___ Listed entries ___

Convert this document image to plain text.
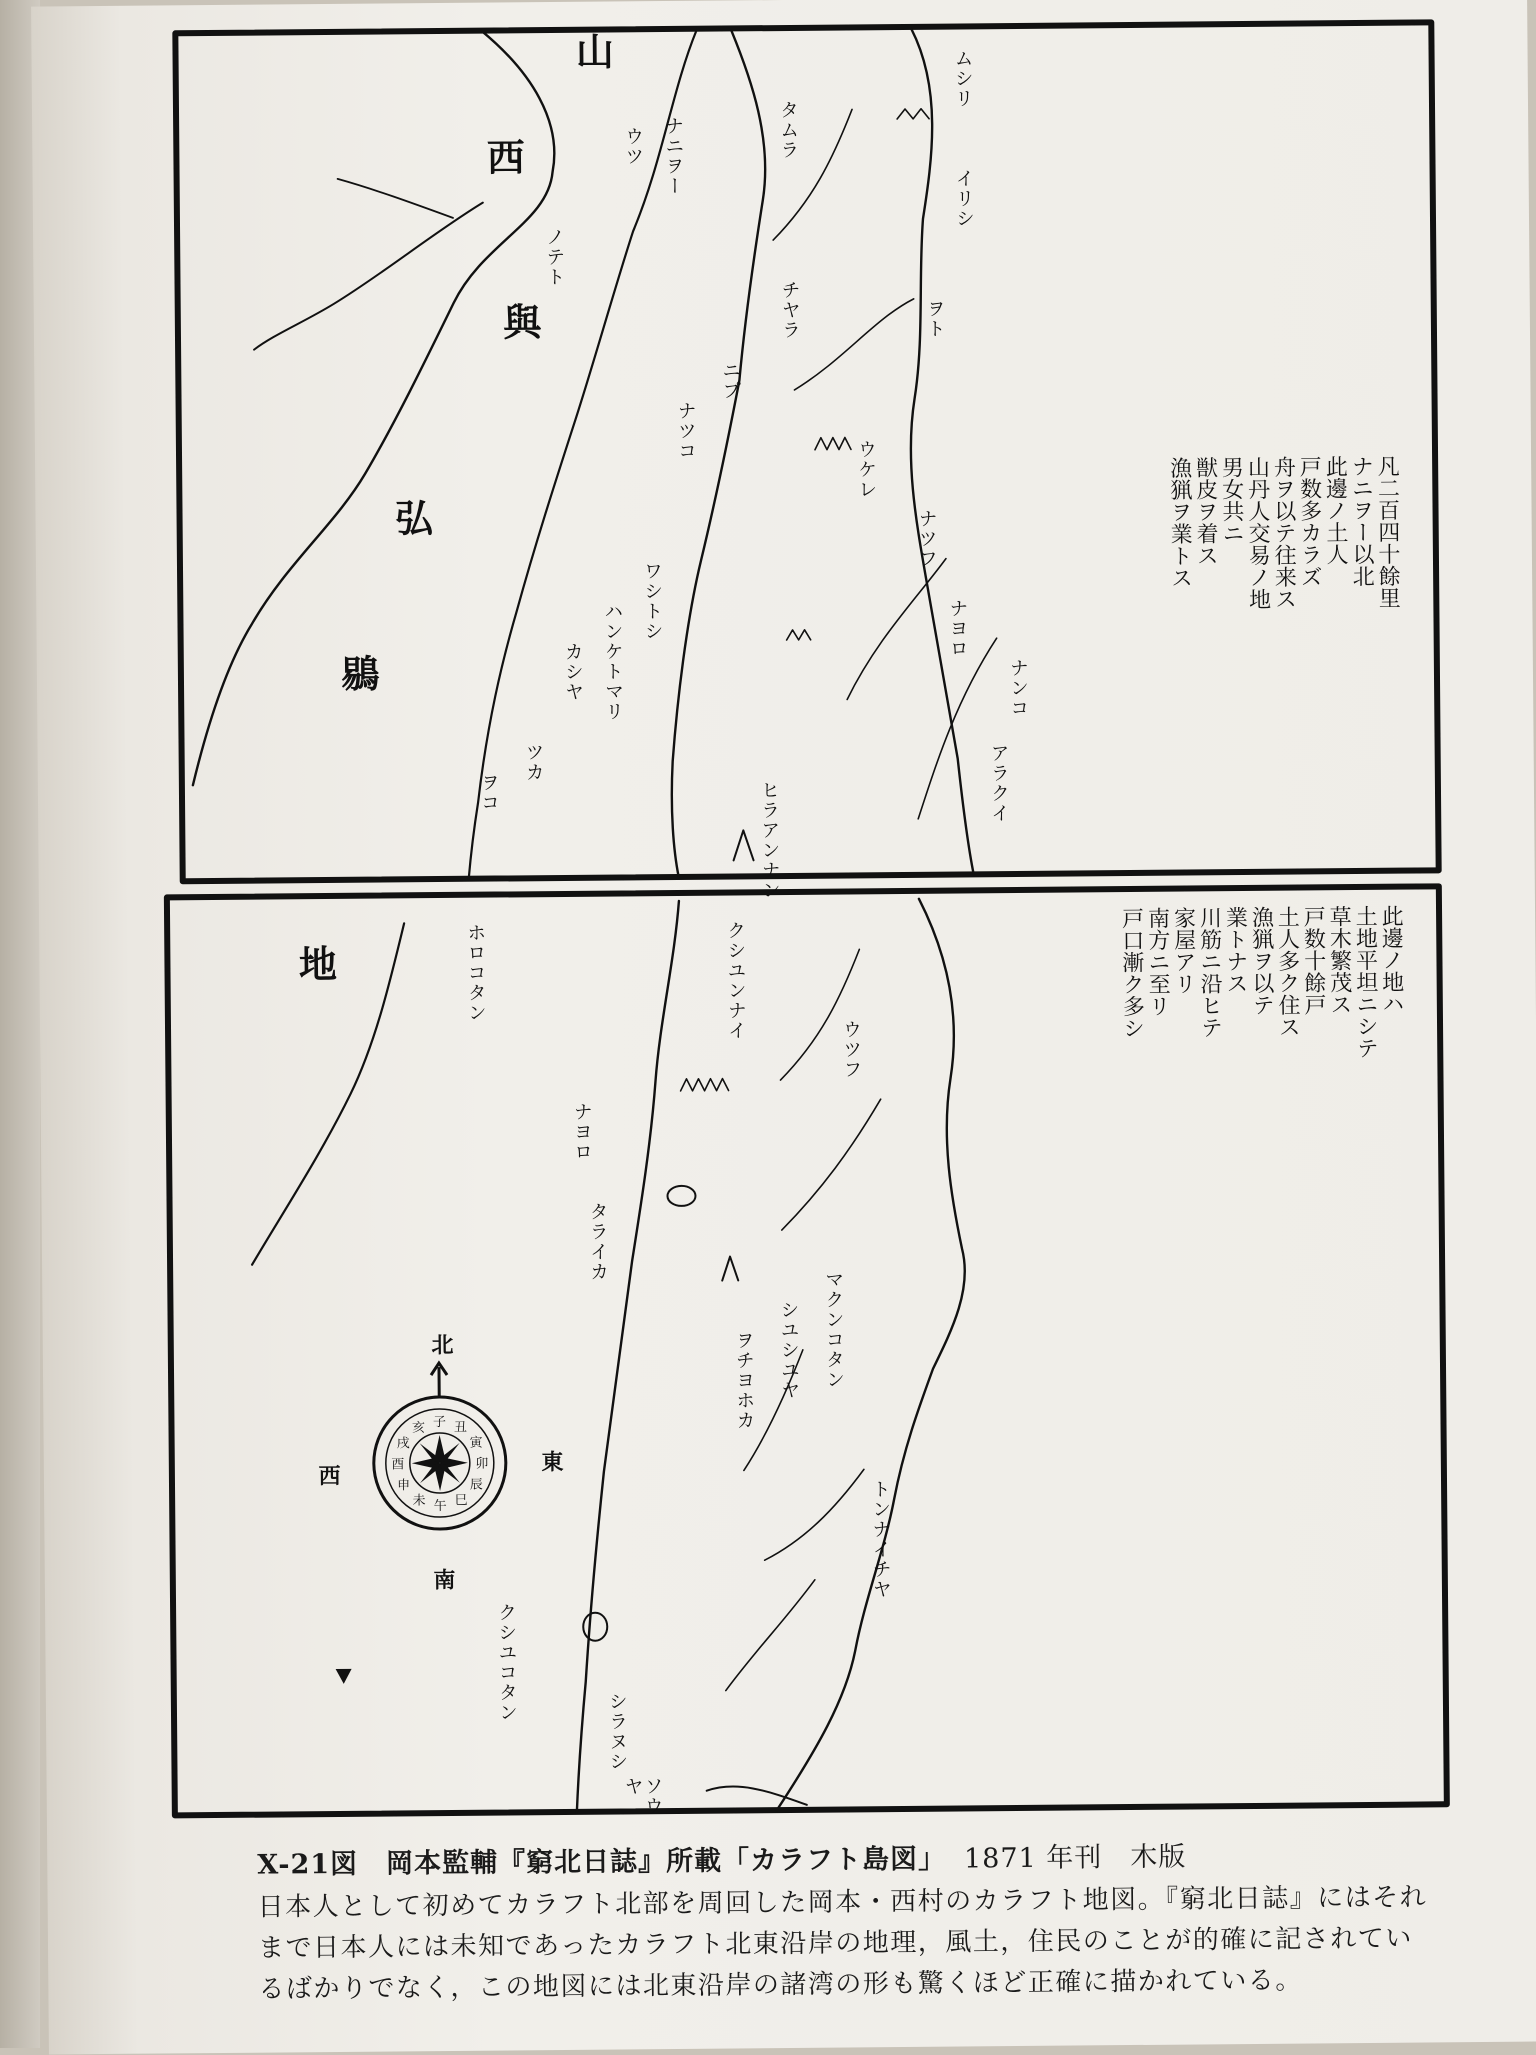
子 丑
寅
卯
辰
巳
午
未
申
酉
戌
亥
山
西
與
弘
鶍
地
ナニヲー
ウツ
ノテト
タムラ
チヤラ
ニプ
ナツコ
ワシトシ
ハンケトマリ
カシヤ
ツカ
ヲコ
ムシリ
イリシ
ヲト
ウケレ
ナツフ
ナヨロ
ナンコ
アラクイ
ヒラアンナン
ホロコタン	クシユンナイ
ウツフ
ナヨロ
タライカ
マクンコタン
シユシユヤ
ヲチヨホカ
トンナイチヤ
シラヌシ
ソウヤ
クシユコタン

凡二百四十餘里
ナニヲー以北
此邊ノ土人
戸数多カラズ
舟ヲ以テ往来ス
山丹人交易ノ地
男女共ニ
獣皮ヲ着ス
漁猟ヲ業トス

此邊ノ地ハ
土地平坦ニシテ
草木繁茂ス
戸数十餘戸
土人多ク住ス
漁猟ヲ以テ
業トナス
川筋ニ沿ヒテ
家屋アリ
南方ニ至リ
戸口漸ク多シ

東
西
南
北
X-21図　岡本監輔『窮北日誌』所載「カラフト島図」 1871 年刊　木版
日本人として初めてカラフト北部を周回した岡本・西村のカラフト地図。『窮北日誌』にはそれまで日本人には未知であったカラフト北東沿岸の地理，風土，住民のことが的確に記されているばかりでなく，この地図には北東沿岸の諸湾の形も驚くほど正確に描かれている。
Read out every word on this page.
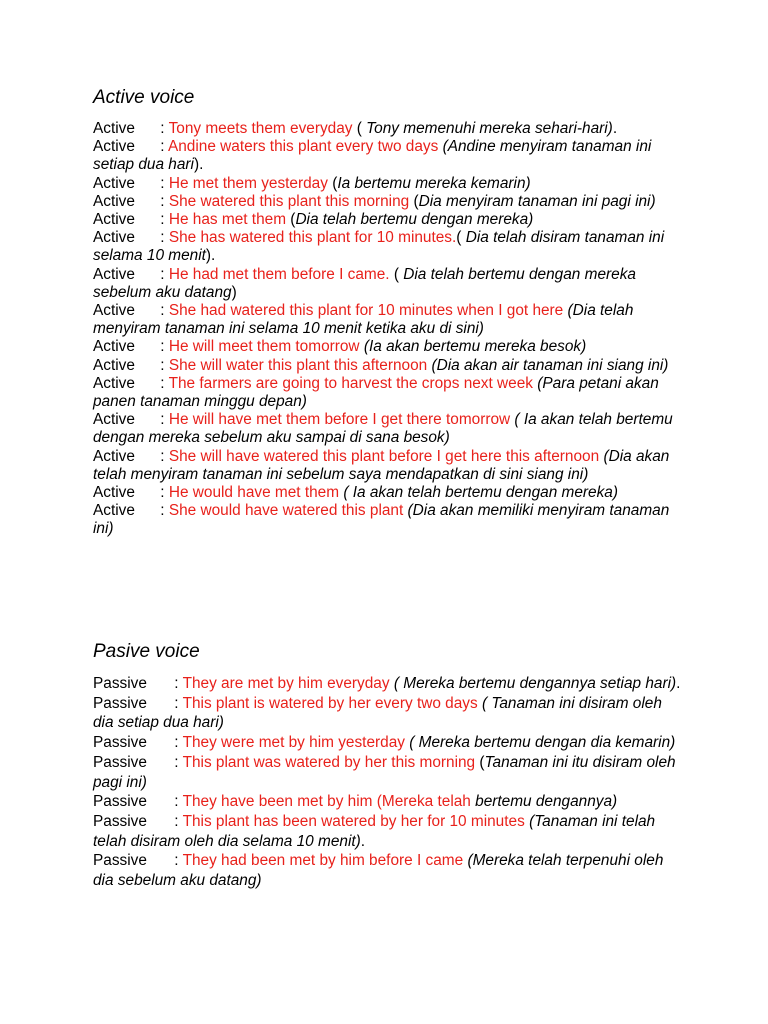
Active voice

Active : Tony meets them everyday ( Tony memenuhi mereka sehari-hari).

Active : Andine waters this plant every two days (Andine menyiram tanaman ini setiap dua hari).

Active : He met them yesterday (Ia bertemu mereka kemarin)

Active : She watered this plant this morning (Dia menyiram tanaman ini pagi ini)

Active : He has met them (Dia telah bertemu dengan mereka)

Active : She has watered this plant for 10 minutes.( Dia telah disiram tanaman ini selama 10 menit).

Active : He had met them before I came. ( Dia telah bertemu dengan mereka sebelum aku datang)

Active : She had watered this plant for 10 minutes when I got here (Dia telah menyiram tanaman ini selama 10 menit ketika aku di sini)

Active : He will meet them tomorrow (Ia akan bertemu mereka besok)

Active : She will water this plant this afternoon (Dia akan air tanaman ini siang ini)

Active : The farmers are going to harvest the crops next week (Para petani akan panen tanaman minggu depan)

Active : He will have met them before I get there tomorrow ( Ia akan telah bertemu dengan mereka sebelum aku sampai di sana besok)

Active : She will have watered this plant before I get here this afternoon (Dia akan telah menyiram tanaman ini sebelum saya mendapatkan di sini siang ini)

Active : He would have met them ( Ia akan telah bertemu dengan mereka)

Active : She would have watered this plant (Dia akan memiliki menyiram tanaman ini)

Pasive voice

Passive : They are met by him everyday ( Mereka bertemu dengannya setiap hari).

Passive : This plant is watered by her every two days ( Tanaman ini disiram oleh dia setiap dua hari)

Passive : They were met by him yesterday ( Mereka bertemu dengan dia kemarin)

Passive : This plant was watered by her this morning (Tanaman ini itu disiram oleh pagi ini)

Passive : They have been met by him (Mereka telah bertemu dengannya)

Passive : This plant has been watered by her for 10 minutes (Tanaman ini telah telah disiram oleh dia selama 10 menit).

Passive : They had been met by him before I came (Mereka telah terpenuhi oleh dia sebelum aku datang)
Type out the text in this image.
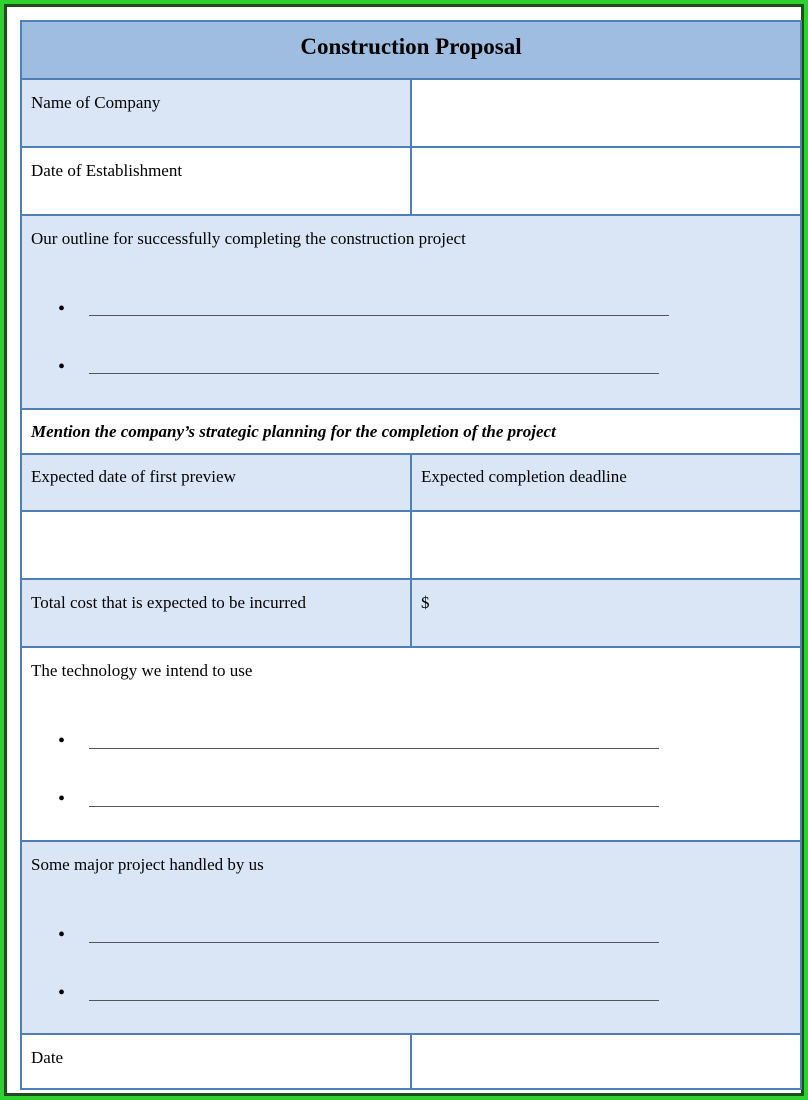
Construction Proposal
Name of Company
Date of Establishment
Our outline for successfully completing the construction project
•
•
Mention the company’s strategic planning for the completion of the project
Expected date of first preview	Expected completion deadline
Total cost that is expected to be incurred	$
The technology we intend to use
•
•
Some major project handled by us
•
•
Date
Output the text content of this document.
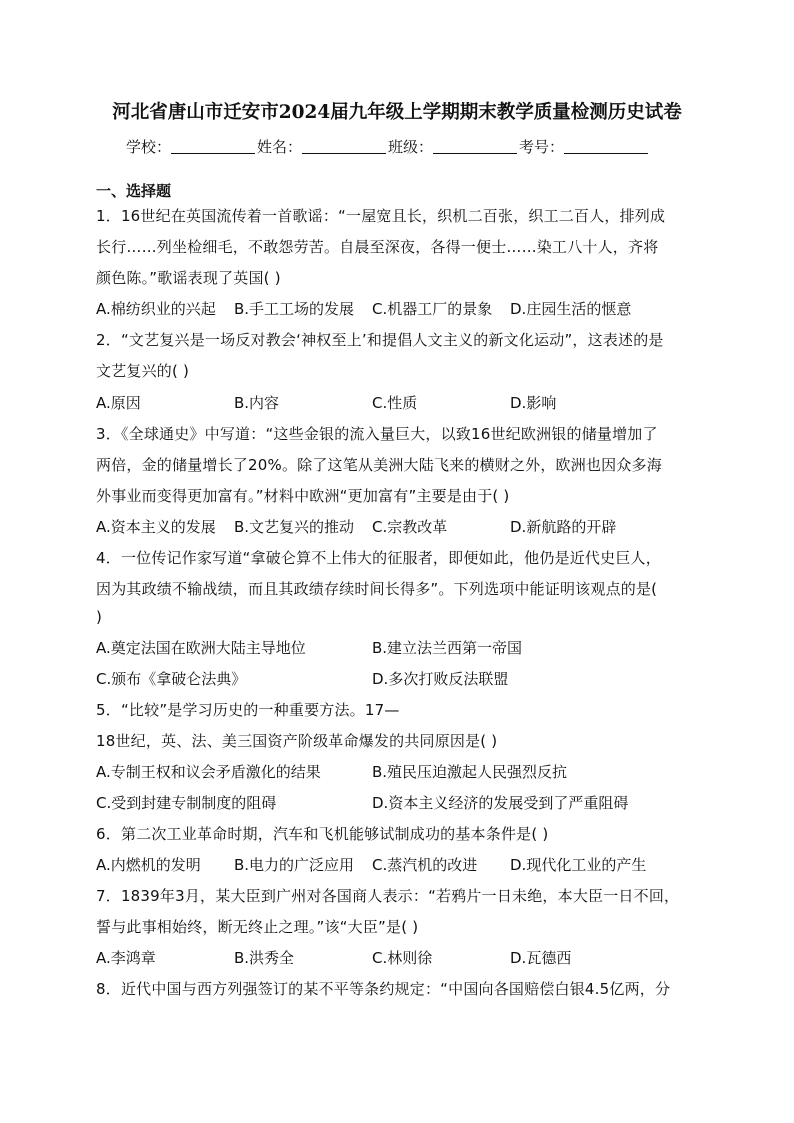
河北省唐山市迁安市2024届九年级上学期期末教学质量检测历史试卷
学校：	姓名：	班级：	考号：
一、选择题
1．16世纪在英国流传着一首歌谣：“一屋宽且长，织机二百张，织工二百人，排列成
长行……列坐检细毛，不敢怨劳苦。自晨至深夜，各得一便士……染工八十人，齐将
颜色陈。”歌谣表现了英国( )
A.棉纺织业的兴起 B.手工工场的发展 C.机器工厂的景象 D.庄园生活的惬意
2．“文艺复兴是一场反对教会‘神权至上’和提倡人文主义的新文化运动”，这表述的是
文艺复兴的( )
A.原因	B.内容	C.性质	D.影响
3．《全球通史》中写道：“这些金银的流入量巨大，以致16世纪欧洲银的储量增加了
两倍，金的储量增长了20%。除了这笔从美洲大陆飞来的横财之外，欧洲也因众多海
外事业而变得更加富有。”材料中欧洲“更加富有”主要是由于( )
A.资本主义的发展 B.文艺复兴的推动 C.宗教改革	D.新航路的开辟
4．一位传记作家写道“拿破仑算不上伟大的征服者，即便如此，他仍是近代史巨人，
因为其政绩不输战绩，而且其政绩存续时间长得多”。下列选项中能证明该观点的是(
)
A.奠定法国在欧洲大陆主导地位	B.建立法兰西第一帝国
C.颁布《拿破仑法典》	D.多次打败反法联盟
5．“比较”是学习历史的一种重要方法。17—
18世纪，英、法、美三国资产阶级革命爆发的共同原因是( )
A.专制王权和议会矛盾激化的结果	B.殖民压迫激起人民强烈反抗
C.受到封建专制制度的阻碍	D.资本主义经济的发展受到了严重阻碍
6．第二次工业革命时期，汽车和飞机能够试制成功的基本条件是( )
A.内燃机的发明 B.电力的广泛应用 C.蒸汽机的改进 D.现代化工业的产生
7．1839年3月，某大臣到广州对各国商人表示：“若鸦片一日未绝，本大臣一日不回，
誓与此事相始终，断无终止之理。”该“大臣”是( )
A.李鸿章	B.洪秀全	C.林则徐	D.瓦德西
8．近代中国与西方列强签订的某不平等条约规定：“中国向各国赔偿白银4.5亿两，分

___

§ Goal
Output the data exactly. Pictures don't belong in the result.

§ The reply
Convert this document image to plain text.
子 丑
寅
卯
辰
巳
午
未
申
酉
戌
亥
山
西
與
弘
鶍
地
ナニヲー
ウツ
ノテト
タムラ
チヤラ
ニプ
ナツコ
ワシトシ
ハンケトマリ
カシヤ
ツカ
ヲコ
ムシリ
イリシ
ヲト
ウケレ
ナツフ
ナヨロ
ナンコ
アラクイ
ヒラアンナン
ホロコタン	クシユンナイ
ウツフ
ナヨロ
タライカ
マクンコタン
シユシユヤ
ヲチヨホカ
トンナイチヤ
シラヌシ
ソウヤ
クシユコタン

凡二百四十餘里
ナニヲー以北
此邊ノ土人
戸数多カラズ
舟ヲ以テ往来ス
山丹人交易ノ地
男女共ニ
獣皮ヲ着ス
漁猟ヲ業トス

此邊ノ地ハ
土地平坦ニシテ
草木繁茂ス
戸数十餘戸
土人多ク住ス
漁猟ヲ以テ
業トナス
川筋ニ沿ヒテ
家屋アリ
南方ニ至リ
戸口漸ク多シ

東
西
南
北
X-21図　岡本監輔『窮北日誌』所載「カラフト島図」 1871 年刊　木版
日本人として初めてカラフト北部を周回した岡本・西村のカラフト地図。『窮北日誌』にはそれまで日本人には未知であったカラフト北東沿岸の地理，風土，住民のことが的確に記されているばかりでなく，この地図には北東沿岸の諸湾の形も驚くほど正確に描かれている。
Read out every word on this page.
Active voice

Active : Tony meets them everyday ( Tony memenuhi mereka sehari-hari).

Active : Andine waters this plant every two days (Andine menyiram tanaman ini setiap dua hari).

Active : He met them yesterday (Ia bertemu mereka kemarin)

Active : She watered this plant this morning (Dia menyiram tanaman ini pagi ini)

Active : He has met them (Dia telah bertemu dengan mereka)

Active : She has watered this plant for 10 minutes.( Dia telah disiram tanaman ini selama 10 menit).

Active : He had met them before I came. ( Dia telah bertemu dengan mereka sebelum aku datang)

Active : She had watered this plant for 10 minutes when I got here (Dia telah menyiram tanaman ini selama 10 menit ketika aku di sini)

Active : He will meet them tomorrow (Ia akan bertemu mereka besok)

Active : She will water this plant this afternoon (Dia akan air tanaman ini siang ini)

Active : The farmers are going to harvest the crops next week (Para petani akan panen tanaman minggu depan)

Active : He will have met them before I get there tomorrow ( Ia akan telah bertemu dengan mereka sebelum aku sampai di sana besok)

Active : She will have watered this plant before I get here this afternoon (Dia akan telah menyiram tanaman ini sebelum saya mendapatkan di sini siang ini)

Active : He would have met them ( Ia akan telah bertemu dengan mereka)

Active : She would have watered this plant (Dia akan memiliki menyiram tanaman ini)

Pasive voice

Passive : They are met by him everyday ( Mereka bertemu dengannya setiap hari).

Passive : This plant is watered by her every two days ( Tanaman ini disiram oleh dia setiap dua hari)

Passive : They were met by him yesterday ( Mereka bertemu dengan dia kemarin)

Passive : This plant was watered by her this morning (Tanaman ini itu disiram oleh pagi ini)

Passive : They have been met by him (Mereka telah bertemu dengannya)

Passive : This plant has been watered by her for 10 minutes (Tanaman ini telah telah disiram oleh dia selama 10 menit).

Passive : They had been met by him before I came (Mereka telah terpenuhi oleh dia sebelum aku datang)
Type out the text in this image.
Construction Proposal
Name of Company
Date of Establishment
Our outline for successfully completing the construction project
•
•
Mention the company’s strategic planning for the completion of the project
Expected date of first preview	Expected completion deadline
Total cost that is expected to be incurred	$
The technology we intend to use
•
•
Some major project handled by us
•
•
Date
Output the text content of this document.
河北省唐山市迁安市2024届九年级上学期期末教学质量检测历史试卷
学校：	姓名：	班级：	考号：
一、选择题
1．16世纪在英国流传着一首歌谣：“一屋宽且长，织机二百张，织工二百人，排列成
长行……列坐检细毛，不敢怨劳苦。自晨至深夜，各得一便士……染工八十人，齐将
颜色陈。”歌谣表现了英国( )
A.棉纺织业的兴起 B.手工工场的发展 C.机器工厂的景象 D.庄园生活的惬意
2．“文艺复兴是一场反对教会‘神权至上’和提倡人文主义的新文化运动”，这表述的是
文艺复兴的( )
A.原因	B.内容	C.性质	D.影响
3．《全球通史》中写道：“这些金银的流入量巨大，以致16世纪欧洲银的储量增加了
两倍，金的储量增长了20%。除了这笔从美洲大陆飞来的横财之外，欧洲也因众多海
外事业而变得更加富有。”材料中欧洲“更加富有”主要是由于( )
A.资本主义的发展 B.文艺复兴的推动 C.宗教改革	D.新航路的开辟
4．一位传记作家写道“拿破仑算不上伟大的征服者，即便如此，他仍是近代史巨人，
因为其政绩不输战绩，而且其政绩存续时间长得多”。下列选项中能证明该观点的是(
)
A.奠定法国在欧洲大陆主导地位	B.建立法兰西第一帝国
C.颁布《拿破仑法典》	D.多次打败反法联盟
5．“比较”是学习历史的一种重要方法。17—
18世纪，英、法、美三国资产阶级革命爆发的共同原因是( )
A.专制王权和议会矛盾激化的结果	B.殖民压迫激起人民强烈反抗
C.受到封建专制制度的阻碍	D.资本主义经济的发展受到了严重阻碍
6．第二次工业革命时期，汽车和飞机能够试制成功的基本条件是( )
A.内燃机的发明 B.电力的广泛应用 C.蒸汽机的改进 D.现代化工业的产生
7．1839年3月，某大臣到广州对各国商人表示：“若鸦片一日未绝，本大臣一日不回，
誓与此事相始终，断无终止之理。”该“大臣”是( )
A.李鸿章	B.洪秀全	C.林则徐	D.瓦德西
8．近代中国与西方列强签订的某不平等条约规定：“中国向各国赔偿白银4.5亿两，分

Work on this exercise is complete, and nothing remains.